Objective >> In the entries below, find the lines with the word "failed" and copy them.

### Source records ###

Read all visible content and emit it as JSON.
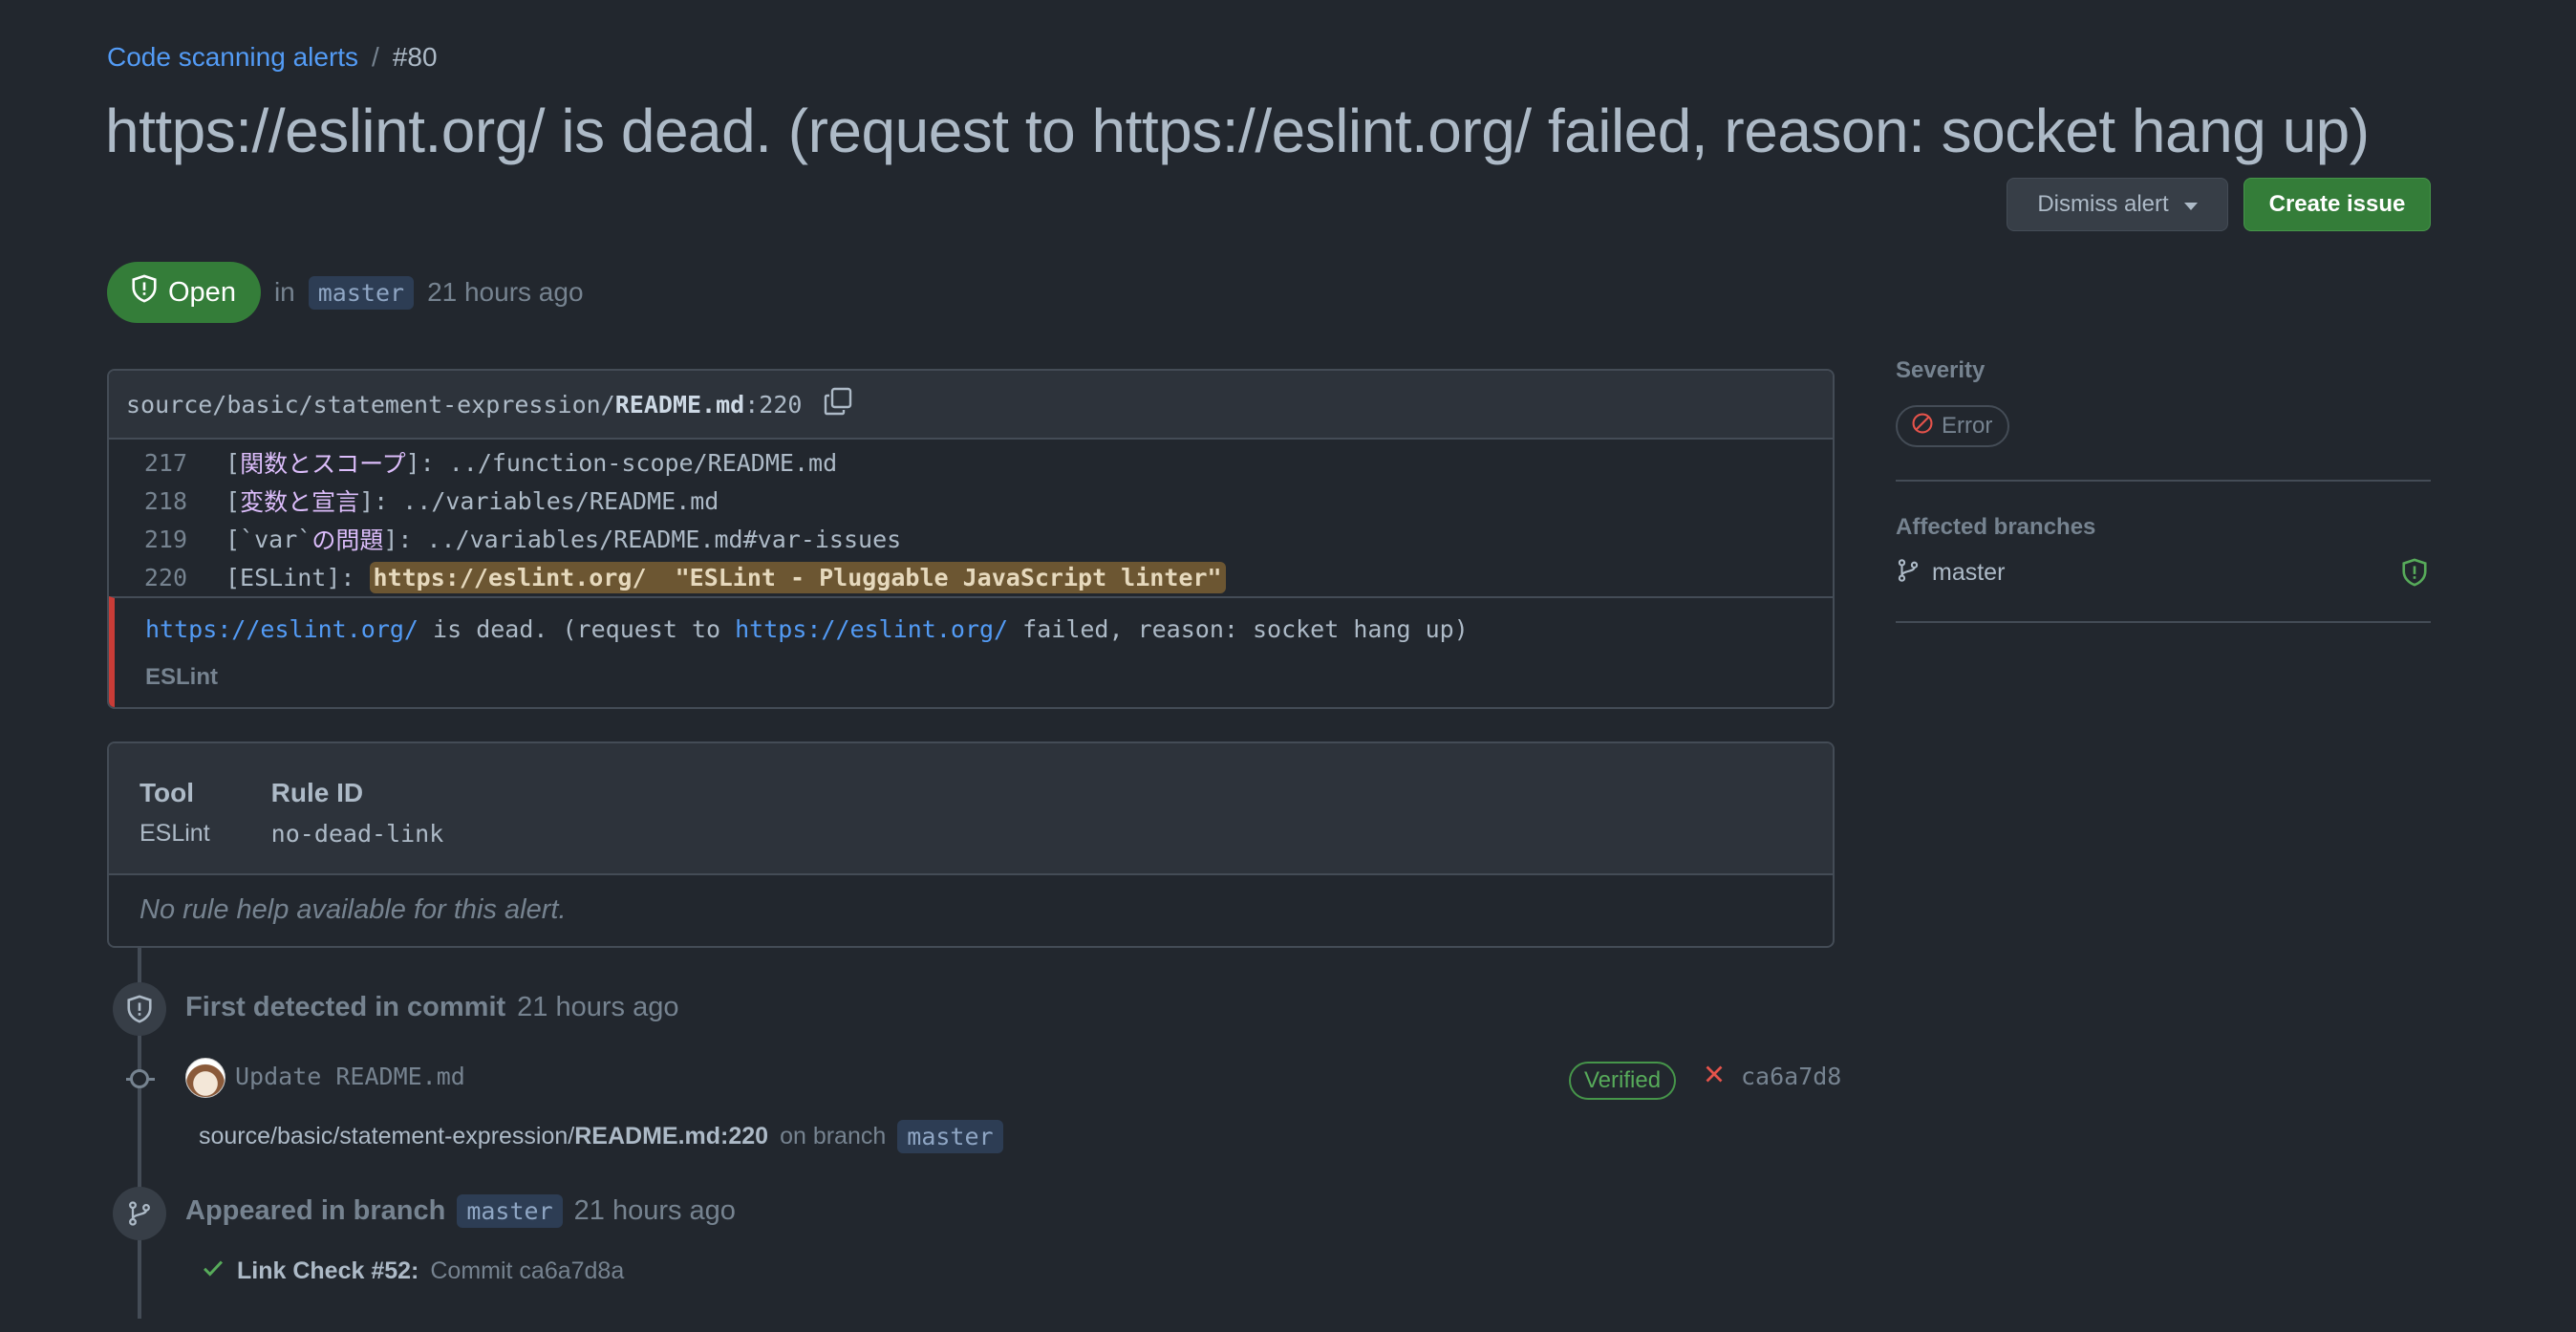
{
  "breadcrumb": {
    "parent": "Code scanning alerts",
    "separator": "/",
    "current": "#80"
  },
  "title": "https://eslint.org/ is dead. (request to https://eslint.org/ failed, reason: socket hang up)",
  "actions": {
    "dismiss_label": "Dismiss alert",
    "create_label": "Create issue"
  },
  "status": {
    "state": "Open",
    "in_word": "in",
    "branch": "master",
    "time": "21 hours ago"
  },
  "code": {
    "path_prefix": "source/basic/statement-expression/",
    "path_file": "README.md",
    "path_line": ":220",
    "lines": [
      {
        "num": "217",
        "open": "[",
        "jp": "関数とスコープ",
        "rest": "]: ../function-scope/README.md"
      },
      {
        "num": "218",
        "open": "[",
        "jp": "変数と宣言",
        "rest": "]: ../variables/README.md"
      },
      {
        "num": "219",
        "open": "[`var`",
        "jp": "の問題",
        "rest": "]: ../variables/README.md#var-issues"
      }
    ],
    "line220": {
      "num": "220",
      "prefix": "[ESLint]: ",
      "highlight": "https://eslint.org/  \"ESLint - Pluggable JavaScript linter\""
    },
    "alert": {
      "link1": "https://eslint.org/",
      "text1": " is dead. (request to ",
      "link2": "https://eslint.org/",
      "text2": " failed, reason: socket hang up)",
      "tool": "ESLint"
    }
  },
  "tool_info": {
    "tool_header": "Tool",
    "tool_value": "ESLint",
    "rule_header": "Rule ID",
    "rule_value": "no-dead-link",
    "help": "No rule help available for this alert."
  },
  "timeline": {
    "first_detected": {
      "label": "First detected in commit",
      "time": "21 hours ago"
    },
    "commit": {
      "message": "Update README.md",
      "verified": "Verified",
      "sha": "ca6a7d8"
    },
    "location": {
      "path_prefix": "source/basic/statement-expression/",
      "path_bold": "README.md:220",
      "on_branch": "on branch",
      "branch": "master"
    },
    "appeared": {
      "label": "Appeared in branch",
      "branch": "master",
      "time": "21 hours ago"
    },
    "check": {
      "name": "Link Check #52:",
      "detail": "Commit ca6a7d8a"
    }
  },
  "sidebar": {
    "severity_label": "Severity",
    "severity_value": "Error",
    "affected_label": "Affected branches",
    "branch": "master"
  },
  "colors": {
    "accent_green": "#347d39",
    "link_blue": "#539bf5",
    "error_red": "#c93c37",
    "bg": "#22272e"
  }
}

###
### Source records ###

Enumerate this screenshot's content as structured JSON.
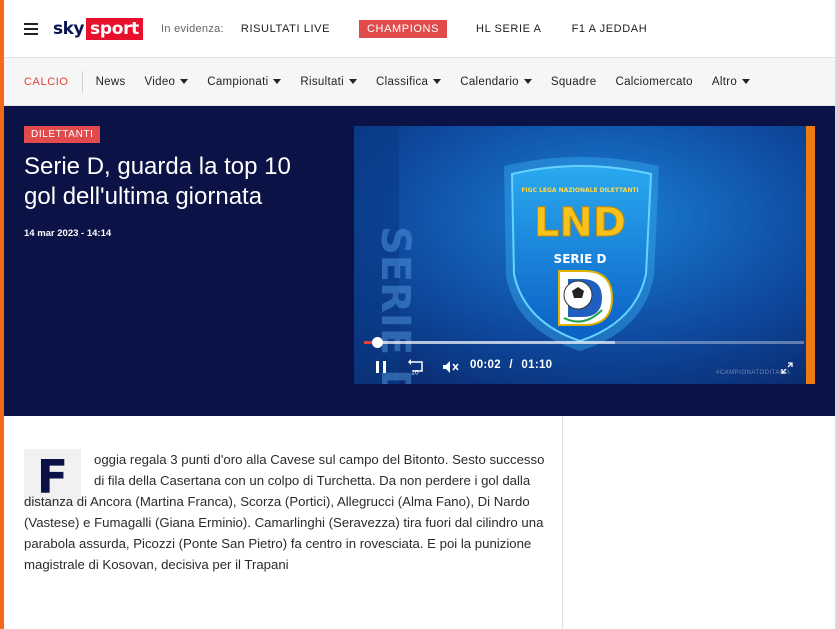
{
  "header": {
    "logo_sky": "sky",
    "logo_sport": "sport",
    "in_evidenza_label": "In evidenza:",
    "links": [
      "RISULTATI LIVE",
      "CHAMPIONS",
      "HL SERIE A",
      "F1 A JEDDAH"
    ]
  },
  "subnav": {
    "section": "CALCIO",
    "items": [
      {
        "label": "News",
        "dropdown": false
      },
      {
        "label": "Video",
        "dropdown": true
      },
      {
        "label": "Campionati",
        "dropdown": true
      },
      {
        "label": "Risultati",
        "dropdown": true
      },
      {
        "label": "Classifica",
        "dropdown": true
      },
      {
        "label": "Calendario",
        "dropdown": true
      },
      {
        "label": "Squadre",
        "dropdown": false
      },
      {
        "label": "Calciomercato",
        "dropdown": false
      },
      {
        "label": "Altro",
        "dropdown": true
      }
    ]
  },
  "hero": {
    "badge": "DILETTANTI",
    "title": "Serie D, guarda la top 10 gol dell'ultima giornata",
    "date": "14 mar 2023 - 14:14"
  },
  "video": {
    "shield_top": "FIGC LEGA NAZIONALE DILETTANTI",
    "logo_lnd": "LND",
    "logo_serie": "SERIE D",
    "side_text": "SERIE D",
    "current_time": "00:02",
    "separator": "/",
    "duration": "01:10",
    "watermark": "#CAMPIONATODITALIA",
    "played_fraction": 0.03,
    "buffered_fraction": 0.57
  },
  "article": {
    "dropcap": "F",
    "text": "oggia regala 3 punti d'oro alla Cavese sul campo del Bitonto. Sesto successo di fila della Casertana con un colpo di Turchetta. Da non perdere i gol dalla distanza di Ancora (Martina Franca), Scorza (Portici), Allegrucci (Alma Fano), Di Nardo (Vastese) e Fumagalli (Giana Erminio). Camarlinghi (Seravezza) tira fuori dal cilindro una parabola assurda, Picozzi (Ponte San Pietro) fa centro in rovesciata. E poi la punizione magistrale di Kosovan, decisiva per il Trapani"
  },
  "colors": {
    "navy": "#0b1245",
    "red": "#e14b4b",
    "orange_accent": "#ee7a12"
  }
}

###
### Source records ###

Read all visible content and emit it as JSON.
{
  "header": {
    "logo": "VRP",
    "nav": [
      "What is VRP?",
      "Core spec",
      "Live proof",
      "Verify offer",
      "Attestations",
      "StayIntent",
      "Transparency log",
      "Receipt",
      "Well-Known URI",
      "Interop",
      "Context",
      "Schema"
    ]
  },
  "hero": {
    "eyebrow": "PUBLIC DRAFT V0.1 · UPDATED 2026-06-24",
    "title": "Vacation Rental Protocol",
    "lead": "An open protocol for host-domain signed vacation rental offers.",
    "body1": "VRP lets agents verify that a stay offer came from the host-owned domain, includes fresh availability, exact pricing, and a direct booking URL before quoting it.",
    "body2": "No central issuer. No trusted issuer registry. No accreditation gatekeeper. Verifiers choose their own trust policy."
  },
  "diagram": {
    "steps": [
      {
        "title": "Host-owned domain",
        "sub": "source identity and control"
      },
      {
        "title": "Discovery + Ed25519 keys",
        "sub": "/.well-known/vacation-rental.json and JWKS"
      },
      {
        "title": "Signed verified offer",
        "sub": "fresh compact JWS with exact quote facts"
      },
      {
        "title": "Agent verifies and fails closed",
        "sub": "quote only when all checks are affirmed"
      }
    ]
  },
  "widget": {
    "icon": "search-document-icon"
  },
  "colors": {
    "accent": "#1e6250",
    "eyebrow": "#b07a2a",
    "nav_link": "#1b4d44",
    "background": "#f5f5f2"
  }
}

###

Result of this task >>
  "title": "https://eslint.org/ is dead. (request to https://eslint.org/ failed, reason: socket hang up)",
      "text2": " failed, reason: socket hang up)",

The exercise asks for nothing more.